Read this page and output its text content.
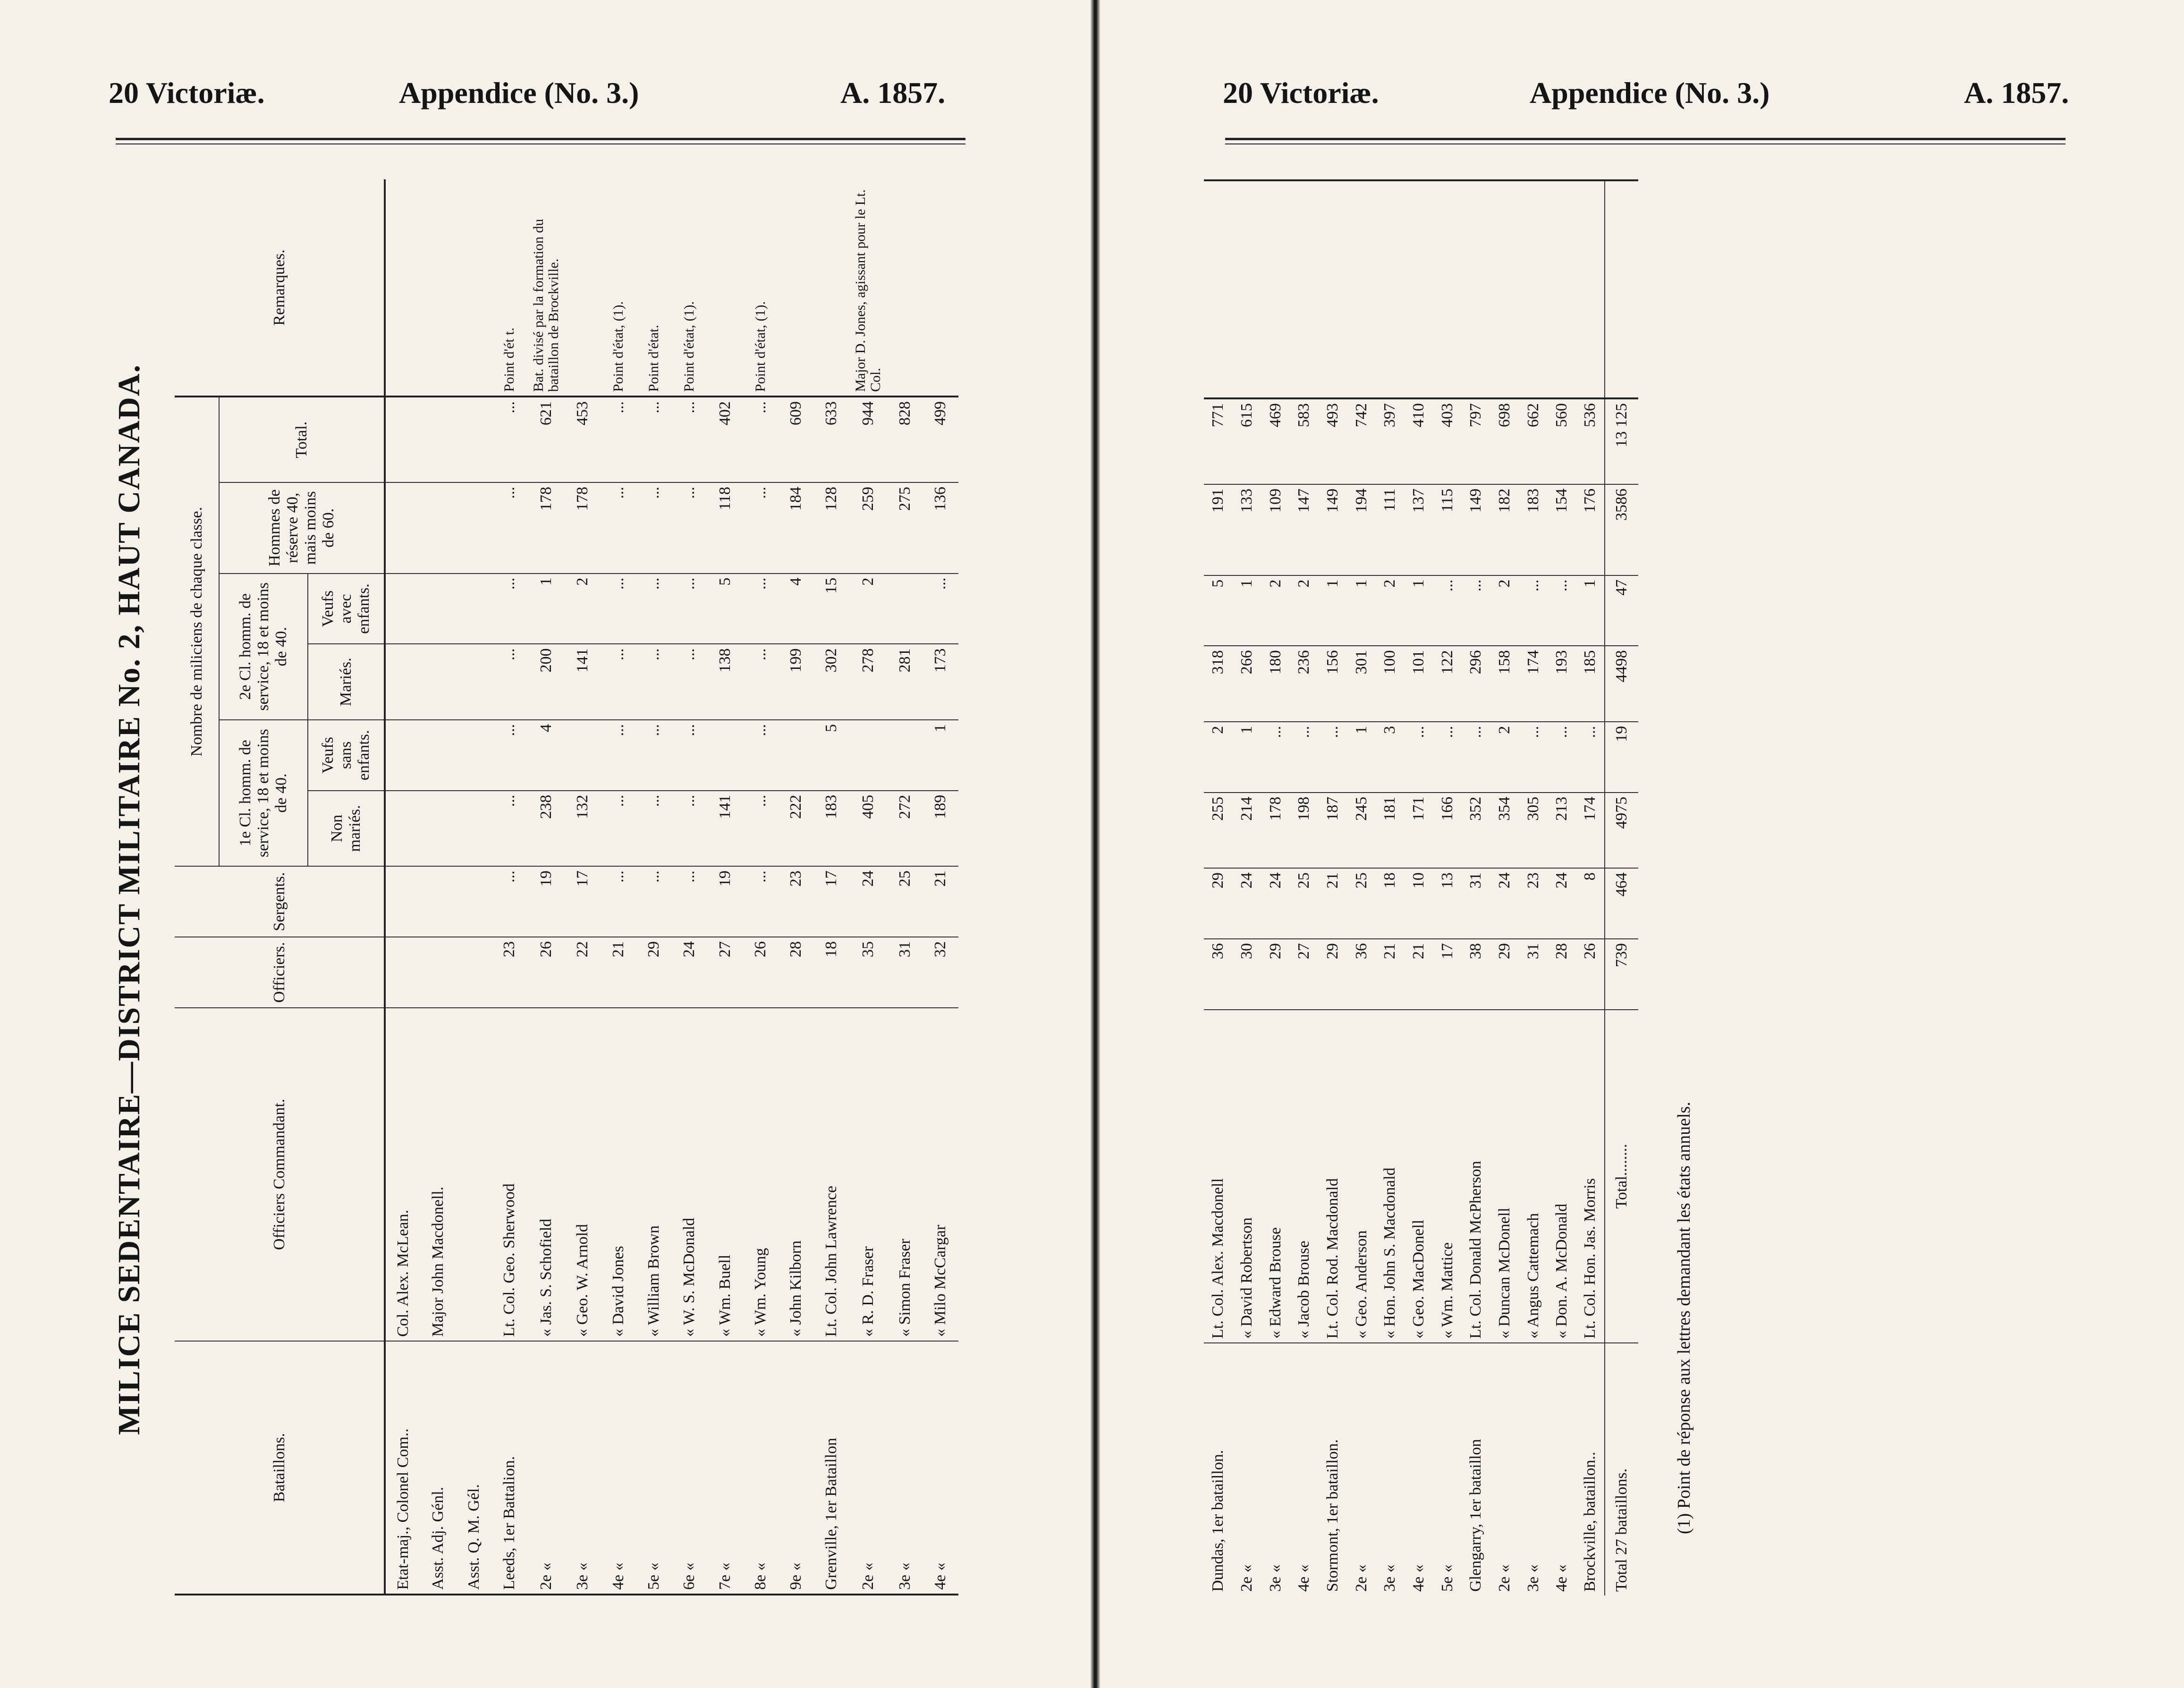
20 Victoriæ.	Appendice (No. 3.)	A. 1857.
MILICE SEDENTAIRE—DISTRICT MILITAIRE No. 2, HAUT CANADA.
Bataillons.	Officiers Commandant.	Officiers.	Sergents.	Nombre de miliciens de chaque classe.						Remarques.
				1e Cl. homm. de service, 18 et moins de 40.		2e Cl. homm. de service, 18 et moins de 40.		Hommes de réserve 40, mais moins de 60.	Total.	
				Non mariés.	Veufs sans enfants.	Mariés.	Veufs avec enfants.			
Etat-maj., Colonel Com..	Col. Alex. McLean.									
Asst. Adj. Génl.	Major John Macdonell.									
Asst. Q. M. Gél.										
Leeds, 1er Battalion.	Lt. Col. Geo. Sherwood	23	...	...	...	...	...	...	...	Point d'ét t.
2e «	« Jas. S. Schofield	26	19	238	4	200	1	178	621	Bat. divisé par la formation du bataillon de Brockville.
3e «	« Geo. W. Arnold	22	17	132		141	2	178	453	
4e «	« David Jones	21	...	...	...	...	...	...	...	Point d'état, (1).
5e «	« William Brown	29	...	...	...	...	...	...	...	Point d'état.
6e «	« W. S. McDonald	24	...	...	...	...	...	...	...	Point d'état, (1).
7e «	« Wm. Buell	27	19	141		138	5	118	402	
8e «	« Wm. Young	26	...	...	...	...	...	...	...	Point d'état, (1).
9e «	« John Kilborn	28	23	222		199	4	184	609	
Grenville, 1er Bataillon	Lt. Col. John Lawrence	18	17	183	5	302	15	128	633	
2e «	« R. D. Fraser	35	24	405		278	2	259	944	Major D. Jones, agissant pour le Lt. Col.
3e «	« Simon Fraser	31	25	272		281		275	828	
4e «	« Milo McCargar	32	21	189	1	173	...	136	499	
20 Victoriæ.	Appendice (No. 3.)	A. 1857.
Dundas, 1er bataillon.	Lt. Col. Alex. Macdonell	36	29	255	2	318	5	191	771	
2e «	« David Robertson	30	24	214	1	266	1	133	615	
3e «	« Edward Brouse	29	24	178	...	180	2	109	469	
4e «	« Jacob Brouse	27	25	198	...	236	2	147	583	
Stormont, 1er bataillon.	Lt. Col. Rod. Macdonald	29	21	187	...	156	1	149	493	
2e «	« Geo. Anderson	36	25	245	1	301	1	194	742	
3e «	« Hon. John S. Macdonald	21	18	181	3	100	2	111	397	
4e «	« Geo. MacDonell	21	10	171	...	101	1	137	410	
5e «	« Wm. Mattice	17	13	166	...	122	...	115	403	
Glengarry, 1er bataillon	Lt. Col. Donald McPherson	38	31	352	...	296	...	149	797	
2e «	« Duncan McDonell	29	24	354	2	158	2	182	698	
3e «	« Angus Cattemach	31	23	305	...	174	...	183	662	
4e «	« Don. A. McDonald	28	24	213	...	193	...	154	560	
Brockville, bataillon..	Lt. Col. Hon. Jas. Morris	26	8	174	...	185	1	176	536	
Total 27 bataillons.	Total........	739	464	4975	19	4498	47	3586	13 125	
(1) Point de réponse aux lettres demandant les états annuels.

EXERCISE TASK: Looking at the data above, show all lines where the word "David" occurs.

ANSWER IN FULL:
4e «	« David Jones	21	...	...	...	...	...	...	...	Point d'état, (1).
2e «	« David Robertson	30	24	214	1	266	1	133	615	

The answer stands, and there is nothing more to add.